Without altering anything, output the material below.
* Begin MATERIAL FOR THIS TASK *
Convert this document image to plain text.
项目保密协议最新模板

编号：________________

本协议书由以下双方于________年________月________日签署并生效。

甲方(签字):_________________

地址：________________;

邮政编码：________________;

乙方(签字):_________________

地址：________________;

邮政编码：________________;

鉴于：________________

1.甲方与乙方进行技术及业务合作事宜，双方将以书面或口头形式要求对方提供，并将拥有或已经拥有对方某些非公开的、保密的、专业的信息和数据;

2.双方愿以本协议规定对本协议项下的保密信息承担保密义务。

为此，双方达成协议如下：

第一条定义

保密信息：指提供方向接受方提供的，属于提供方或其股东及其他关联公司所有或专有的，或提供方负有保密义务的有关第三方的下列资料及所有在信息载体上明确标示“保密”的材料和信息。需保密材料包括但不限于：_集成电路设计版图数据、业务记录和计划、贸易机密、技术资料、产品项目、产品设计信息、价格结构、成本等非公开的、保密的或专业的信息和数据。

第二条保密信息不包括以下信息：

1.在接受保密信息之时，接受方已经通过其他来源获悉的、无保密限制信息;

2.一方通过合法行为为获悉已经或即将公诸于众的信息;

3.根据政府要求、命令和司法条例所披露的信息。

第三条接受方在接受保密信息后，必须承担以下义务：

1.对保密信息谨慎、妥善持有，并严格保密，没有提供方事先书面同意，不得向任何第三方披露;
* End MATERIAL FOR THIS TASK *
# FULL SOLUTION
Convert this document image to plain text.
项目保密协议最新模板

编号：________________

本协议书由以下双方于________年________月________日签署并生效。

甲方(签字):_________________

地址：________________;

邮政编码：________________;

乙方(签字):_________________

地址：________________;

邮政编码：________________;

鉴于：________________

1.甲方与乙方进行技术及业务合作事宜，双方将以书面或口头形式要求对方提供，并将拥有或已经拥有对方某些非公开的、保密的、专业的信息和数据;

2.双方愿以本协议规定对本协议项下的保密信息承担保密义务。

为此，双方达成协议如下：

第一条定义

保密信息：指提供方向接受方提供的，属于提供方或其股东及其他关联公司所有或专有的，或提供方负有保密义务的有关第三方的下列资料及所有在信息载体上明确标示“保密”的材料和信息。需保密材料包括但不限于：_集成电路设计版图数据、业务记录和计划、贸易机密、技术资料、产品项目、产品设计信息、价格结构、成本等非公开的、保密的或专业的信息和数据。

第二条保密信息不包括以下信息：

1.在接受保密信息之时，接受方已经通过其他来源获悉的、无保密限制信息;

2.一方通过合法行为为获悉已经或即将公诸于众的信息;

3.根据政府要求、命令和司法条例所披露的信息。

第三条接受方在接受保密信息后，必须承担以下义务：

1.对保密信息谨慎、妥善持有，并严格保密，没有提供方事先书面同意，不得向任何第三方披露;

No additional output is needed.